**TASK REQUIREMENTS:** Every line of the records must be repeated exactly; pictures stay out.

**PROVIDED MATERIAL:**
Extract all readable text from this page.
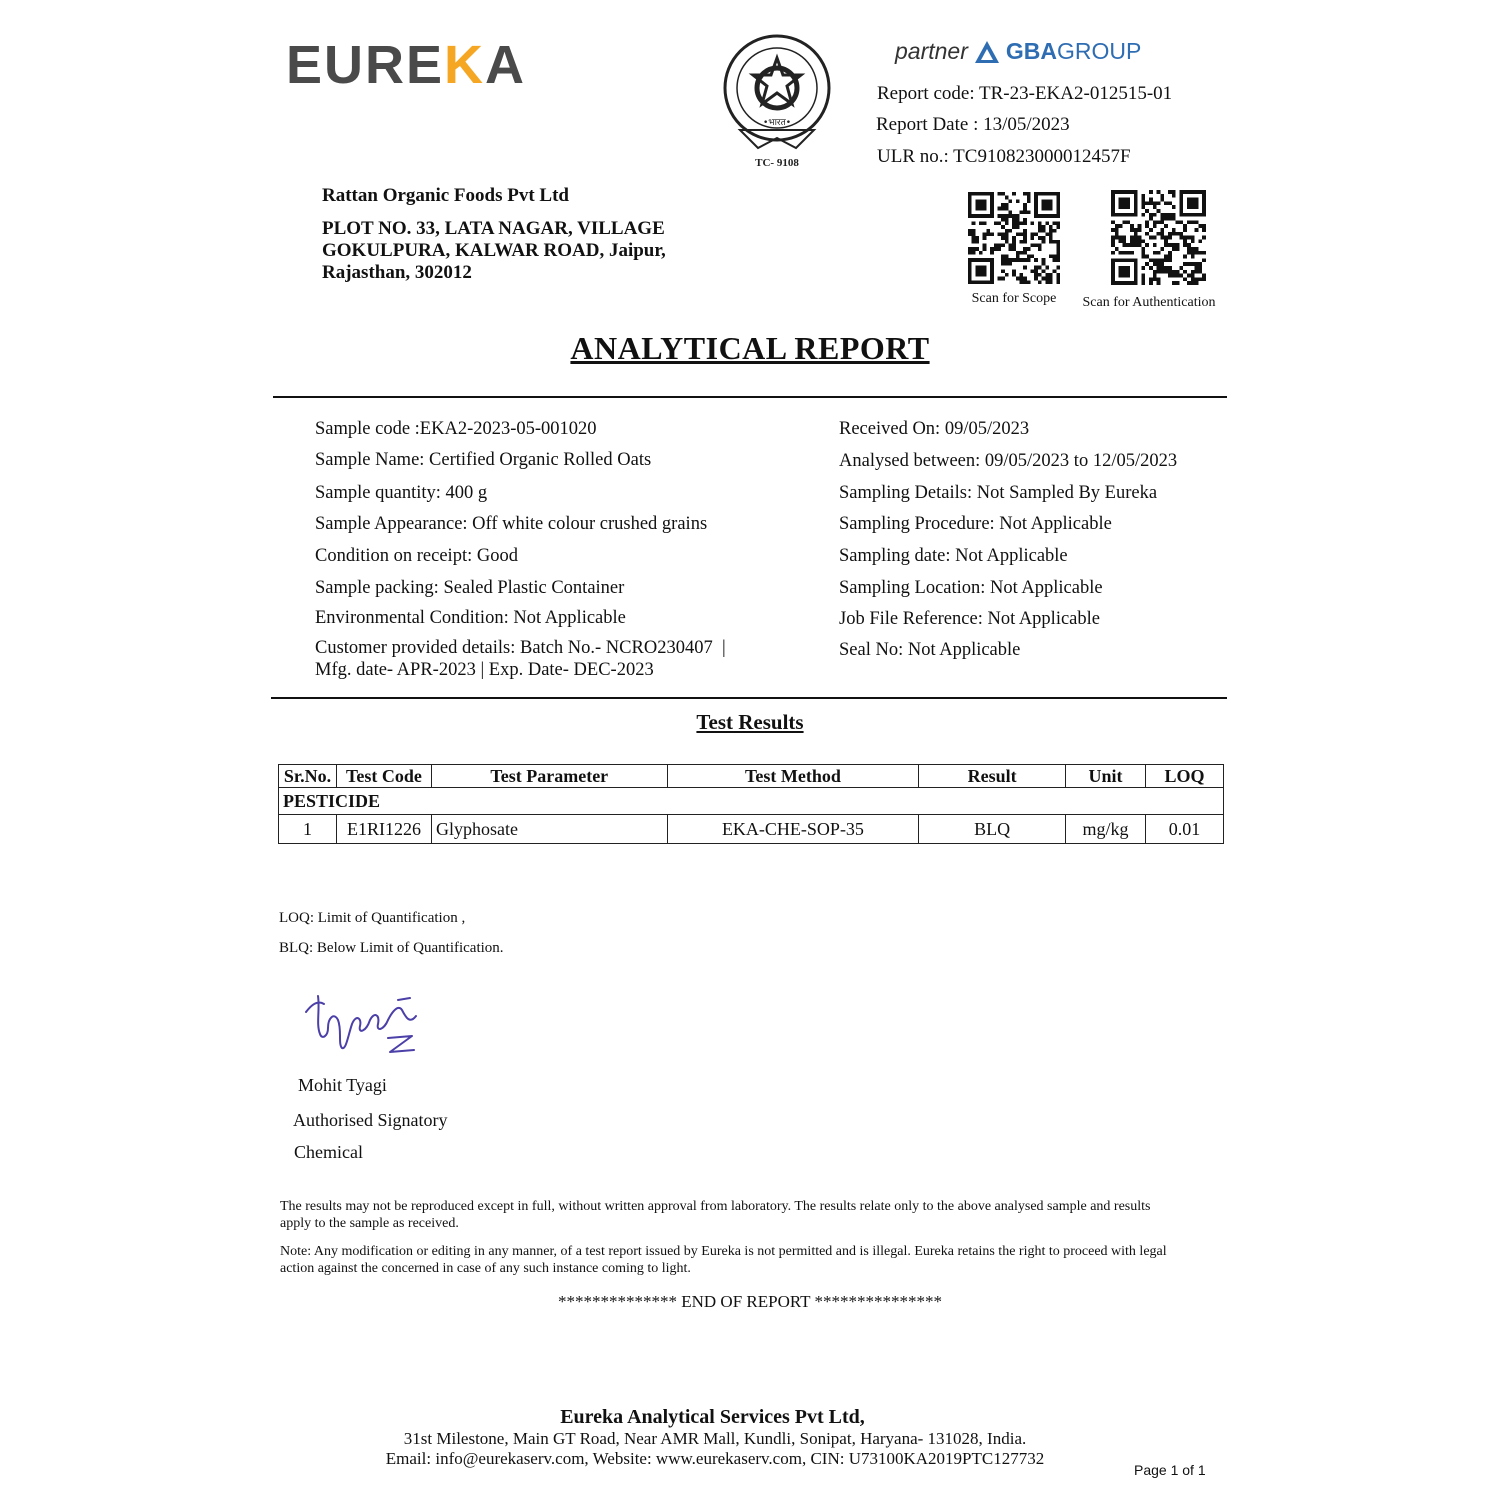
EUREKA
•भारत•
TC- 9108
partner GBAGROUP
Report code: TR-23-EKA2-012515-01
Report Date : 13/05/2023
ULR no.: TC910823000012457F
Rattan Organic Foods Pvt Ltd
PLOT NO. 33, LATA NAGAR, VILLAGE
GOKULPURA, KALWAR ROAD, Jaipur,
Rajasthan, 302012
Scan for Scope	Scan for Authentication
ANALYTICAL REPORT
Sample code :EKA2-2023-05-001020
Sample Name: Certified Organic Rolled Oats
Sample quantity: 400 g
Sample Appearance: Off white colour crushed grains
Condition on receipt: Good
Sample packing: Sealed Plastic Container
Environmental Condition: Not Applicable
Customer provided details: Batch No.- NCRO230407  |
Mfg. date- APR-2023 | Exp. Date- DEC-2023
Received On: 09/05/2023
Analysed between: 09/05/2023 to 12/05/2023
Sampling Details: Not Sampled By Eureka
Sampling Procedure: Not Applicable
Sampling date: Not Applicable
Sampling Location: Not Applicable
Job File Reference: Not Applicable
Seal No: Not Applicable
Test Results
Sr.No.	Test Code	Test Parameter	Test Method	Result	Unit	LOQ
PESTICIDE						
1	E1RI1226	Glyphosate	EKA-CHE-SOP-35	BLQ	mg/kg	0.01
LOQ: Limit of Quantification ,
BLQ: Below Limit of Quantification.
Mohit Tyagi
Authorised Signatory
Chemical
The results may not be reproduced except in full, without written approval from laboratory. The results relate only to the above analysed sample and results apply to the sample as received.
Note: Any modification or editing in any manner, of a test report issued by Eureka is not permitted and is illegal. Eureka retains the right to proceed with legal action against the concerned in case of any such instance coming to light.
************** END OF REPORT ***************
Eureka Analytical Services Pvt Ltd,
31st Milestone, Main GT Road, Near AMR Mall, Kundli, Sonipat, Haryana- 131028, India.
Email: info@eurekaserv.com, Website: www.eurekaserv.com, CIN: U73100KA2019PTC127732
Page 1 of 1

**SOLUTION BELOW:**
Extract all readable text from this page.
EUREKA
•भारत•
TC- 9108
partner GBAGROUP
Report code: TR-23-EKA2-012515-01
Report Date : 13/05/2023
ULR no.: TC910823000012457F
Rattan Organic Foods Pvt Ltd
PLOT NO. 33, LATA NAGAR, VILLAGE
GOKULPURA, KALWAR ROAD, Jaipur,
Rajasthan, 302012
Scan for Scope	Scan for Authentication
ANALYTICAL REPORT
Sample code :EKA2-2023-05-001020
Sample Name: Certified Organic Rolled Oats
Sample quantity: 400 g
Sample Appearance: Off white colour crushed grains
Condition on receipt: Good
Sample packing: Sealed Plastic Container
Environmental Condition: Not Applicable
Customer provided details: Batch No.- NCRO230407  |
Mfg. date- APR-2023 | Exp. Date- DEC-2023
Received On: 09/05/2023
Analysed between: 09/05/2023 to 12/05/2023
Sampling Details: Not Sampled By Eureka
Sampling Procedure: Not Applicable
Sampling date: Not Applicable
Sampling Location: Not Applicable
Job File Reference: Not Applicable
Seal No: Not Applicable
Test Results
Sr.No.	Test Code	Test Parameter	Test Method	Result	Unit	LOQ
PESTICIDE						
1	E1RI1226	Glyphosate	EKA-CHE-SOP-35	BLQ	mg/kg	0.01
LOQ: Limit of Quantification ,
BLQ: Below Limit of Quantification.
Mohit Tyagi
Authorised Signatory
Chemical
The results may not be reproduced except in full, without written approval from laboratory. The results relate only to the above analysed sample and results apply to the sample as received.
Note: Any modification or editing in any manner, of a test report issued by Eureka is not permitted and is illegal. Eureka retains the right to proceed with legal action against the concerned in case of any such instance coming to light.
************** END OF REPORT ***************
Eureka Analytical Services Pvt Ltd,
31st Milestone, Main GT Road, Near AMR Mall, Kundli, Sonipat, Haryana- 131028, India.
Email: info@eurekaserv.com, Website: www.eurekaserv.com, CIN: U73100KA2019PTC127732
Page 1 of 1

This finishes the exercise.